- Prompt
Can you give every line of the material below as a JSON list of strings, one string per line, with blank lines and the pictures left out?
※
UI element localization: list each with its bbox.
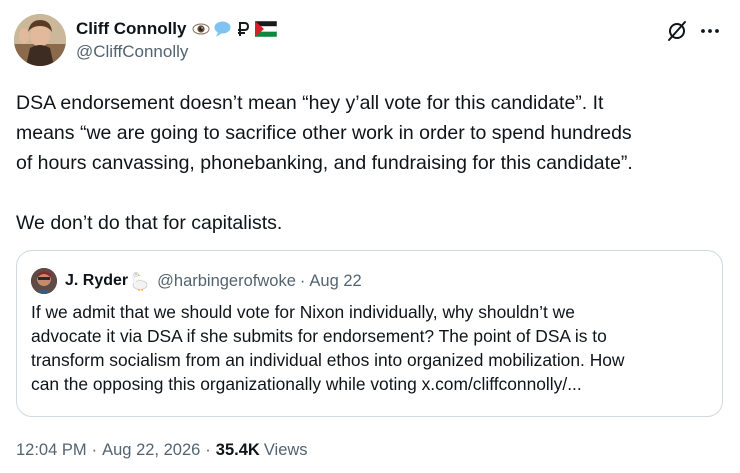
meta-separator: · [91,440,98,459]
quoted-separator: · [299,271,306,290]
grok-button[interactable] [664,18,690,44]
more-icon [701,29,719,33]
palestine-flag-emoji-icon [255,21,278,37]
quoted-avatar[interactable] [31,268,57,294]
quoted-tweet[interactable]: J. Ryder @harbingerofwoke · Aug 22 If we… [16,250,723,417]
tweet-time[interactable]: 12:04 PM [16,441,87,460]
author-display-name[interactable]: Cliff Connolly [76,19,186,39]
ruble-sign-emoji-icon [238,22,250,36]
views-label: Views [263,440,308,459]
tweet: Cliff Connolly @CliffConnolly DSA endors… [0,0,740,473]
author-avatar[interactable] [14,14,66,66]
quoted-text: If we admit that we should vote for Nixo… [31,302,625,394]
goose-emoji-icon [132,271,148,291]
tweet-meta: 12:04 PM · Aug 22, 2026 · 35.4K Views [16,438,308,462]
author-name-row: Cliff Connolly [76,17,278,41]
grok-icon [668,21,686,41]
author-handle[interactable]: @CliffConnolly [76,42,188,62]
views-count[interactable]: 35.4K [216,441,260,460]
eye-emoji-icon [192,23,210,35]
meta-separator-2: · [205,440,211,459]
tweet-date[interactable]: Aug 22, 2026 [102,441,200,460]
author-name-emojis [192,20,278,38]
quoted-display-name[interactable]: J. Ryder [65,272,128,290]
more-options-button[interactable] [697,18,723,44]
tweet-text: DSA endorsement doesn’t mean “hey y’all … [16,92,633,234]
speech-bubble-emoji-icon [214,21,231,37]
quoted-handle[interactable]: @harbingerofwoke [157,272,296,291]
quoted-date[interactable]: Aug 22 [309,272,361,291]
quoted-header: J. Ryder @harbingerofwoke · Aug 22 [31,268,362,294]
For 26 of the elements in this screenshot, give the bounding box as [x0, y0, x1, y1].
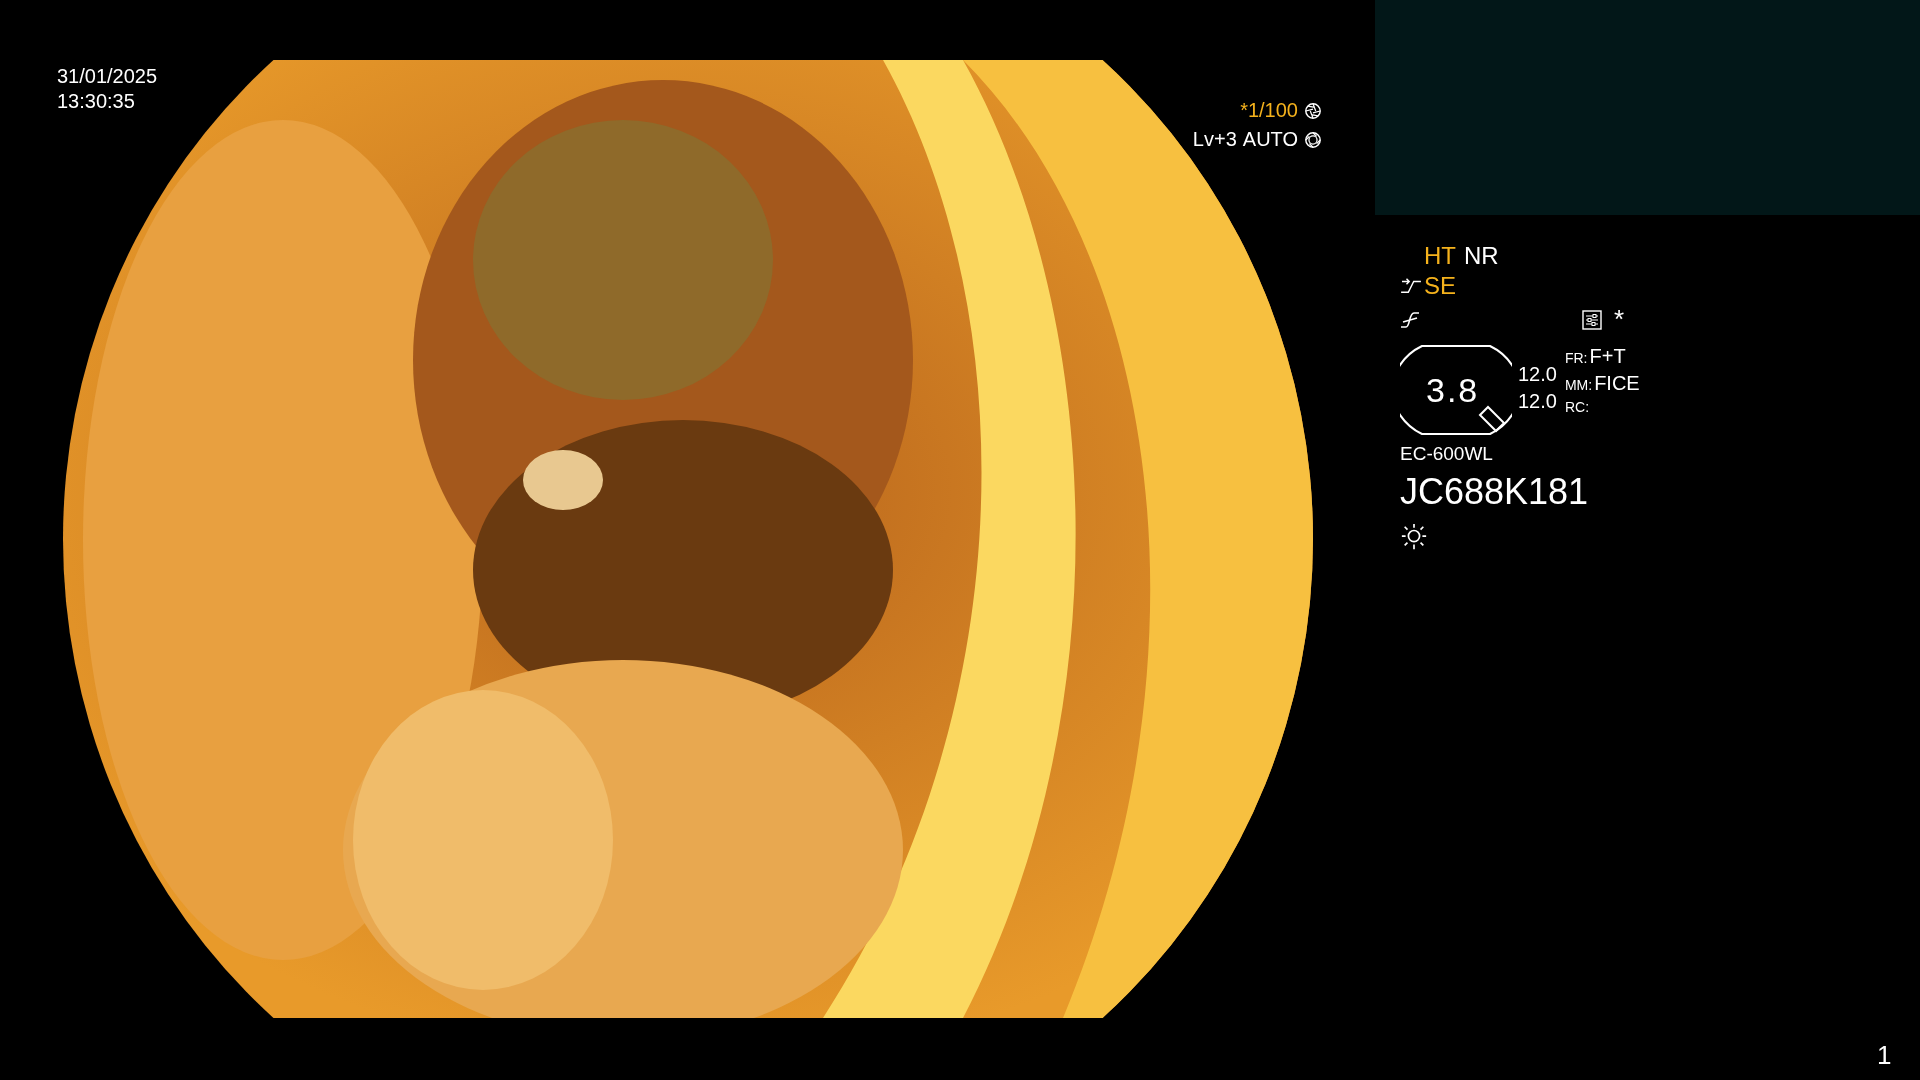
setting-value: F+T — [1589, 345, 1626, 368]
setting-label: MM: — [1564, 377, 1593, 393]
time-text: 13:30:35 — [57, 89, 136, 114]
page-number: 1 — [1877, 1040, 1892, 1071]
zoom-reading: 12.0 — [1518, 363, 1557, 386]
brightness-level-text: Lv+3 — [1192, 128, 1237, 151]
exposure-mode-text: AUTO — [1242, 128, 1298, 151]
setting-value: FICE — [1594, 372, 1640, 395]
asterisk-indicator: * — [1614, 304, 1625, 335]
shutter-speed-text: *1/100 — [1240, 99, 1298, 122]
nr-indicator: NR — [1464, 242, 1499, 270]
curve-arrow-icon — [1400, 277, 1422, 295]
sliders-icon — [1582, 309, 1602, 330]
aperture-icon — [1304, 130, 1322, 149]
zoom-reading: 12.0 — [1518, 390, 1557, 413]
se-indicator: SE — [1424, 272, 1456, 300]
date-text: 31/01/2025 — [57, 64, 158, 89]
ht-indicator: HT — [1424, 242, 1456, 270]
zoom-value: 3.8 — [1426, 371, 1480, 410]
setting-label: FR: — [1564, 350, 1588, 366]
scope-serial: JC688K181 — [1400, 471, 1589, 513]
scope-model: EC-600WL — [1400, 443, 1493, 465]
setting-label: RC: — [1564, 399, 1590, 415]
lamp-icon — [1400, 523, 1428, 551]
aperture-icon — [1304, 101, 1322, 120]
curve-icon — [1400, 309, 1420, 330]
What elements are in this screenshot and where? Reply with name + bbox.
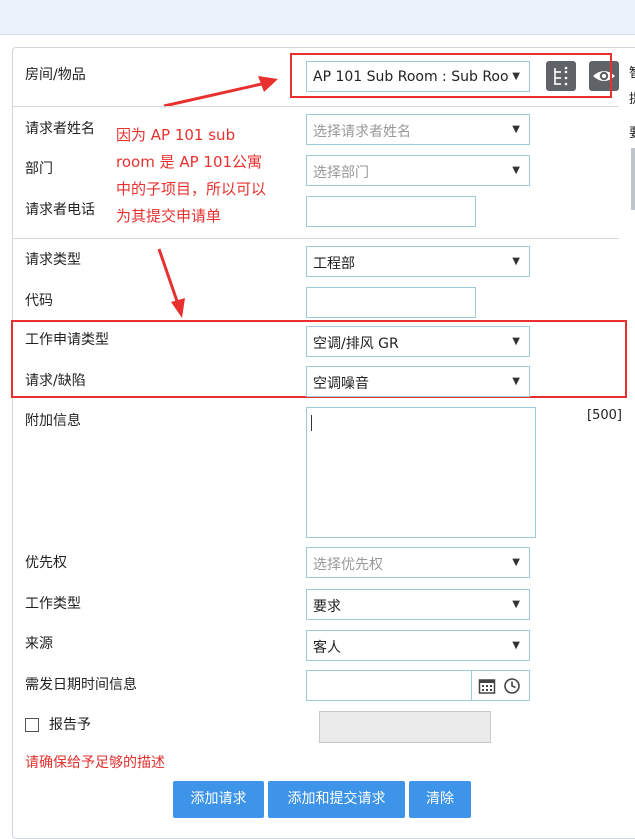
- clear-button[interactable]: 清除: [409, 781, 471, 818]
- work-type-value: 要求: [313, 599, 341, 615]
- date-time-picker-buttons: [472, 670, 530, 701]
- due-datetime-label: 需发日期时间信息: [25, 677, 137, 693]
- highlight-room-box: [290, 53, 612, 98]
- annotation-line: 因为 AP 101 sub: [116, 126, 236, 144]
- text-cursor: [311, 415, 312, 431]
- request-type-label: 请求类型: [25, 252, 81, 268]
- report-to-checkbox[interactable]: [25, 718, 39, 732]
- code-label: 代码: [25, 293, 53, 309]
- dropdown-arrow-icon: ▼: [512, 557, 520, 568]
- work-type-select[interactable]: 要求 ▼: [306, 589, 530, 620]
- dropdown-arrow-icon: ▼: [512, 256, 520, 267]
- priority-placeholder: 选择优先权: [313, 557, 383, 573]
- report-to-label: 报告予: [49, 717, 91, 733]
- dropdown-arrow-icon: ▼: [512, 599, 520, 610]
- priority-label: 优先权: [25, 555, 67, 571]
- annotation-line: 为其提交申请单: [116, 207, 222, 225]
- requester-name-label: 请求者姓名: [25, 121, 95, 137]
- annotation-line: 中的子项目，所以可以: [116, 180, 267, 198]
- requester-phone-input[interactable]: [306, 196, 476, 227]
- dropdown-arrow-icon: ▼: [512, 124, 520, 135]
- code-input[interactable]: [306, 287, 476, 318]
- requester-phone-label: 请求者电话: [25, 202, 95, 218]
- description-warning: 请确保给予足够的描述: [25, 755, 165, 771]
- clock-icon[interactable]: [503, 677, 521, 695]
- due-date-input[interactable]: [306, 670, 472, 701]
- add-and-submit-request-button[interactable]: 添加和提交请求: [268, 781, 405, 818]
- priority-select[interactable]: 选择优先权 ▼: [306, 547, 530, 578]
- additional-info-label: 附加信息: [25, 413, 81, 429]
- request-type-value: 工程部: [313, 256, 355, 272]
- add-request-button[interactable]: 添加请求: [173, 781, 264, 818]
- sidebar-cut-text: 提: [629, 88, 635, 107]
- section-divider: [13, 238, 619, 239]
- sidebar-scrollbar[interactable]: [631, 148, 635, 210]
- section-divider: [13, 106, 619, 107]
- request-type-select[interactable]: 工程部 ▼: [306, 246, 530, 277]
- work-request-type-label: 工作申请类型: [25, 332, 109, 348]
- dropdown-arrow-icon: ▼: [512, 640, 520, 651]
- department-label: 部门: [25, 161, 53, 177]
- dropdown-arrow-icon: ▼: [512, 336, 520, 347]
- work-request-type-value: 空调/排风 GR: [313, 336, 399, 352]
- work-request-type-select[interactable]: 空调/排风 GR ▼: [306, 326, 530, 357]
- work-type-label: 工作类型: [25, 596, 81, 612]
- annotation-arrow: [163, 76, 278, 108]
- sidebar-cut-text: 智: [629, 62, 635, 81]
- request-defect-select[interactable]: 空调噪音 ▼: [306, 366, 530, 397]
- source-select[interactable]: 客人 ▼: [306, 630, 530, 661]
- room-item-label: 房间/物品: [25, 67, 86, 83]
- request-defect-label: 请求/缺陷: [25, 373, 86, 389]
- source-value: 客人: [313, 640, 341, 656]
- requester-name-select[interactable]: 选择请求者姓名 ▼: [306, 114, 530, 145]
- annotation-line: room 是 AP 101公寓: [116, 153, 263, 171]
- calendar-icon[interactable]: [478, 677, 496, 695]
- source-label: 来源: [25, 636, 53, 652]
- department-select[interactable]: 选择部门 ▼: [306, 155, 530, 186]
- char-limit-counter: [500]: [587, 408, 622, 423]
- dropdown-arrow-icon: ▼: [512, 165, 520, 176]
- sidebar-cut-text: 要: [629, 122, 635, 141]
- annotation-arrow: [157, 248, 185, 318]
- request-defect-value: 空调噪音: [313, 376, 369, 392]
- additional-info-textarea[interactable]: [306, 407, 536, 538]
- requester-name-placeholder: 选择请求者姓名: [313, 124, 411, 140]
- annotation-text: 因为 AP 101 sub room 是 AP 101公寓 中的子项目，所以可以…: [116, 122, 266, 230]
- dropdown-arrow-icon: ▼: [512, 376, 520, 387]
- department-placeholder: 选择部门: [313, 165, 369, 181]
- top-header-band: [0, 0, 635, 35]
- report-to-input-disabled: [319, 711, 491, 743]
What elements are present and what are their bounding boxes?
※
- The result
[
  "UI element localization: list each with its bbox.",
  "meta-separator: · [91,440,98,459]",
  "quoted-separator: · [299,271,306,290]",
  "grok-button[interactable] [664,18,690,44]",
  "more-icon [701,29,719,33]",
  "palestine-flag-emoji-icon [255,21,278,37]",
  "quoted-avatar[interactable] [31,268,57,294]",
  "quoted-tweet[interactable]: J. Ryder @harbingerofwoke · Aug 22 If we… [16,250,723,417]",
  "tweet-time[interactable]: 12:04 PM [16,441,87,460]",
  "author-display-name[interactable]: Cliff Connolly [76,19,186,39]",
  "ruble-sign-emoji-icon [238,22,250,36]",
  "views-label: Views [263,440,308,459]",
  "tweet: Cliff Connolly @CliffConnolly DSA endors… [0,0,740,473]",
  "author-avatar[interactable] [14,14,66,66]",
  "quoted-text: If we admit that we should vote for Nixo… [31,302,625,394]",
  "goose-emoji-icon [132,271,148,291]",
  "tweet-meta: 12:04 PM · Aug 22, 2026 · 35.4K Views [16,438,308,462]",
  "author-name-row: Cliff Connolly [76,17,278,41]",
  "grok-icon [668,21,686,41]",
  "author-handle[interactable]: @CliffConnolly [76,42,188,62]",
  "views-count[interactable]: 35.4K [216,441,260,460]",
  "eye-emoji-icon [192,23,210,35]",
  "meta-separator-2: · [205,440,211,459]",
  "tweet-date[interactable]: Aug 22, 2026 [102,441,200,460]",
  "author-name-emojis [192,20,278,38]",
  "quoted-display-name[interactable]: J. Ryder [65,272,128,290]",
  "more-options-button[interactable] [697,18,723,44]",
  "tweet-text: DSA endorsement doesn’t mean “hey y’all … [16,92,633,234]",
  "speech-bubble-emoji-icon [214,21,231,37]",
  "quoted-handle[interactable]: @harbingerofwoke [157,272,296,291]",
  "quoted-date[interactable]: Aug 22 [309,272,361,291]",
  "quoted-header: J. Ryder @harbingerofwoke · Aug 22 [31,268,362,294]",
  "For 26 of the elements in this screenshot, give the bounding box as [x0, y0, x1, y1].",
  "setting-value: F+T — [1589, 345, 1626, 368]",
  "setting-label: MM: — [1564, 377, 1593, 393]",
  "time-text: 13:30:35 — [57, 89, 136, 114]",
  "page-number: 1 — [1877, 1040, 1892, 1071]",
  "zoom-reading: 12.0 — [1518, 363, 1557, 386]",
  "brightness-level-text: Lv+3 — [1192, 128, 1237, 151]",
  "exposure-mode-text: AUTO — [1242, 128, 1298, 151]",
  "setting-value: FICE — [1594, 372, 1640, 395]",
  "asterisk-indicator: * — [1614, 304, 1625, 335]",
  "shutter-speed-text: *1/100 — [1240, 99, 1298, 122]",
  "nr-indicator: NR — [1464, 242, 1499, 270]",
  "curve-arrow-icon — [1400, 277, 1422, 295]",
  "sliders-icon — [1582, 309, 1602, 330]",
  "aperture-icon — [1304, 130, 1322, 149]",
  "zoom-reading: 12.0 — [1518, 390, 1557, 413]",
  "se-indicator: SE — [1424, 272, 1456, 300]",
  "date-text: 31/01/2025 — [57, 64, 158, 89]",
  "ht-indicator: HT — [1424, 242, 1456, 270]",
  "zoom-value: 3.8 — [1426, 371, 1480, 410]",
  "setting-label: FR: — [1564, 350, 1588, 366]",
  "scope-serial: JC688K181 — [1400, 471, 1589, 513]",
  "scope-model: EC-600WL — [1400, 443, 1493, 465]",
  "setting-label: RC: — [1564, 399, 1590, 415]",
  "lamp-icon — [1400, 523, 1428, 551]",
  "aperture-icon — [1304, 101, 1322, 120]",
  "curve-icon — [1400, 309, 1420, 330]",
  "What elements are in this screenshot and where? Reply with name + bbox.",
  "- clear-button[interactable]: 清除: [409, 781, 471, 818]",
  "- work-type-value: 要求: [313, 599, 341, 615]",
  "- date-time-picker-buttons: [472, 670, 530, 701]",
  "- due-datetime-label: 需发日期时间信息: [25, 677, 137, 693]",
  "- highlight-room-box: [290, 53, 612, 98]",
  "- annotation-line: 因为 AP 101 sub: [116, 126, 236, 144]",
  "- text-cursor: [311, 415, 312, 431]",
  "- request-type-label: 请求类型: [25, 252, 81, 268]",
  "- report-to-checkbox[interactable]: [25, 718, 39, 732]",
  "- code-label: 代码: [25, 293, 53, 309]",
  "- dropdown-arrow-icon: ▼: [512, 557, 520, 568]",
  "- work-type-select[interactable]: 要求 ▼: [306, 589, 530, 620]",
  "- dropdown-arrow-icon: ▼: [512, 256, 520, 267]",
  "- priority-placeholder: 选择优先权: [313, 557, 383, 573]",
  "- report-to-label: 报告予: [49, 717, 91, 733]",
  "- dropdown-arrow-icon: ▼: [512, 599, 520, 610]",
  "- priority-label: 优先权: [25, 555, 67, 571]",
  "- annotation-line: 为其提交申请单: [116, 207, 222, 225]",
  "- requester-name-label: 请求者姓名: [25, 121, 95, 137]",
  "- annotation-line: 中的子项目，所以可以: [116, 180, 267, 198]",
  "- requester-phone-input[interactable]: [306, 196, 476, 227]",
  "- dropdown-arrow-icon: ▼: [512, 124, 520, 135]",
  "- code-input[interactable]: [306, 287, 476, 318]",
  "- requester-phone-label: 请求者电话: [25, 202, 95, 218]",
  "- description-warning: 请确保给予足够的描述: [25, 755, 165, 771]",
  "- clock-icon[interactable]: [503, 677, 521, 695]",
  "- due-date-input[interactable]: [306, 670, 472, 701]",
  "- add-and-submit-request-button[interactable]: 添加和提交请求: [268, 781, 405, 818]",
  "- priority-select[interactable]: 选择优先权 ▼: [306, 547, 530, 578]",
  "- additional-info-label: 附加信息: [25, 413, 81, 429]",
  "- request-type-value: 工程部: [313, 256, 355, 272]",
  "- add-request-button[interactable]: 添加请求: [173, 781, 264, 818]",
  "- sidebar-cut-text: 提: [629, 88, 635, 107]",
  "- section-divider: [13, 238, 619, 239]",
  "- sidebar-scrollbar[interactable]: [631, 148, 635, 210]",
  "- section-divider: [13, 106, 619, 107]",
  "- request-type-select[interactable]: 工程部 ▼: [306, 246, 530, 277]",
  "- work-request-type-label: 工作申请类型: [25, 332, 109, 348]",
  "- dropdown-arrow-icon: ▼: [512, 640, 520, 651]",
  "- department-label: 部门: [25, 161, 53, 177]",
  "- dropdown-arrow-icon: ▼: [512, 336, 520, 347]",
  "- work-request-type-value: 空调/排风 GR: [313, 336, 399, 352]",
  "- work-request-type-select[interactable]: 空调/排风 GR ▼: [306, 326, 530, 357]",
  "- work-type-label: 工作类型: [25, 596, 81, 612]",
  "- annotation-arrow: [163, 76, 278, 108]",
  "- sidebar-cut-text: 智: [629, 62, 635, 81]",
  "- request-defect-select[interactable]: 空调噪音 ▼: [306, 366, 530, 397]",
  "- source-select[interactable]: 客人 ▼: [306, 630, 530, 661]",
  "- room-item-label: 房间/物品: [25, 67, 86, 83]",
  "- request-defect-label: 请求/缺陷: [25, 373, 86, 389]",
  "- source-value: 客人: [313, 640, 341, 656]",
  "- requester-name-select[interactable]: 选择请求者姓名 ▼: [306, 114, 530, 145]",
  "- annotation-line: room 是 AP 101公寓: [116, 153, 263, 171]",
  "- calendar-icon[interactable]: [478, 677, 496, 695]",
  "- source-label: 来源: [25, 636, 53, 652]",
  "- department-select[interactable]: 选择部门 ▼: [306, 155, 530, 186]",
  "- char-limit-counter: [500]: [587, 408, 622, 423]",
  "- dropdown-arrow-icon: ▼: [512, 165, 520, 176]",
  "- sidebar-cut-text: 要: [629, 122, 635, 141]",
  "- annotation-arrow: [157, 248, 185, 318]",
  "- request-defect-value: 空调噪音: [313, 376, 369, 392]",
  "- additional-info-textarea[interactable]: [306, 407, 536, 538]",
  "- requester-name-placeholder: 选择请求者姓名: [313, 124, 411, 140]",
  "- annotation-text: 因为 AP 101 sub room 是 AP 101公寓 中的子项目，所以可以…: [116, 122, 266, 230]",
  "- dropdown-arrow-icon: ▼: [512, 376, 520, 387]",
  "- department-placeholder: 选择部门: [313, 165, 369, 181]",
  "- top-header-band: [0, 0, 635, 35]",
  "- report-to-input-disabled: [319, 711, 491, 743]",
  "What elements are present and what are their bounding boxes?"
]